• [Directions]:
Calculate how many lines in the following records hold the word "chiều", and report that number without comment.

## begin Raw records

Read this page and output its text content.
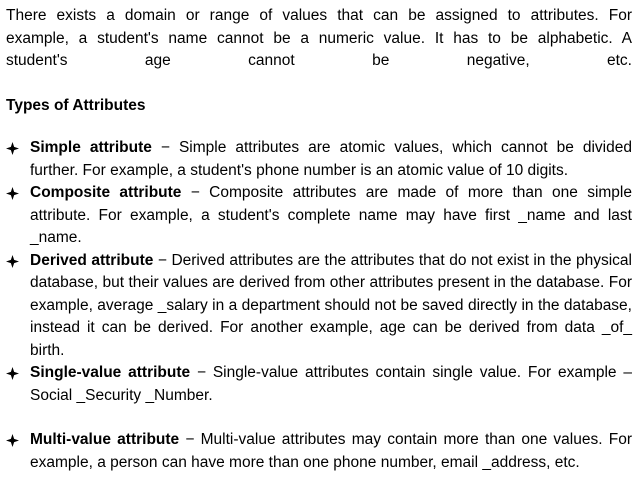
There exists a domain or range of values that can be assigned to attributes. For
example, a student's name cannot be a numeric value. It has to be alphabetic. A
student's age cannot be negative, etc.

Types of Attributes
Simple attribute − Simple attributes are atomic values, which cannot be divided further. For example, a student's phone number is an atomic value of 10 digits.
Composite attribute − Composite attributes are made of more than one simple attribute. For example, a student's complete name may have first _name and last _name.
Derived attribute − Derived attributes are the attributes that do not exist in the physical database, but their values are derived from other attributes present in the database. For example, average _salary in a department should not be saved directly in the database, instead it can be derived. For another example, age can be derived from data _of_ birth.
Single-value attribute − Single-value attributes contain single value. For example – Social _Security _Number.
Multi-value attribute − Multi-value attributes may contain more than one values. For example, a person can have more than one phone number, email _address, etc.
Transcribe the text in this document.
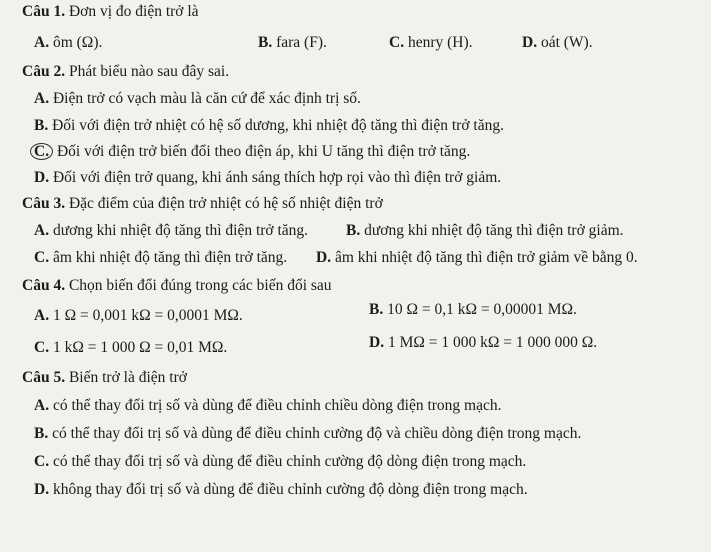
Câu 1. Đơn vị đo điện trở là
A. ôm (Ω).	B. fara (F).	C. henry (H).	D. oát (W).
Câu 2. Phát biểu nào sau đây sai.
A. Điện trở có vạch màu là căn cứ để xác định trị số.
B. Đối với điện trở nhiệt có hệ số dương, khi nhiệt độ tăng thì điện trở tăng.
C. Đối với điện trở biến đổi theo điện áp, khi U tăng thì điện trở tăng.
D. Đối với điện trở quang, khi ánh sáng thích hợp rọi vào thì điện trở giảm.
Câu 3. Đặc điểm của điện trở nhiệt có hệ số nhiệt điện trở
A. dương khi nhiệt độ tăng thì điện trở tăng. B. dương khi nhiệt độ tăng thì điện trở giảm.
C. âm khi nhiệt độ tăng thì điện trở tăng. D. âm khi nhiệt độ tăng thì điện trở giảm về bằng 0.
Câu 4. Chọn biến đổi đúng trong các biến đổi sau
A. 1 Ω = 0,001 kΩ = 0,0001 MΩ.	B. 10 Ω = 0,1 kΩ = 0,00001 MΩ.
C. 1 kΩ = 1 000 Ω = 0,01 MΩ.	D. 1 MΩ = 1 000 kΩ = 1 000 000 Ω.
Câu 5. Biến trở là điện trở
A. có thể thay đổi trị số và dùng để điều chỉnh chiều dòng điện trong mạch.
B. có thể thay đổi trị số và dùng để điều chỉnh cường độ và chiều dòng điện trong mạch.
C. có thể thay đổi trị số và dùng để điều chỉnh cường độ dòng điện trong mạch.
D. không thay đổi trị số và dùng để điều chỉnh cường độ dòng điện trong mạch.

## end Raw records

• [Expected output]:
2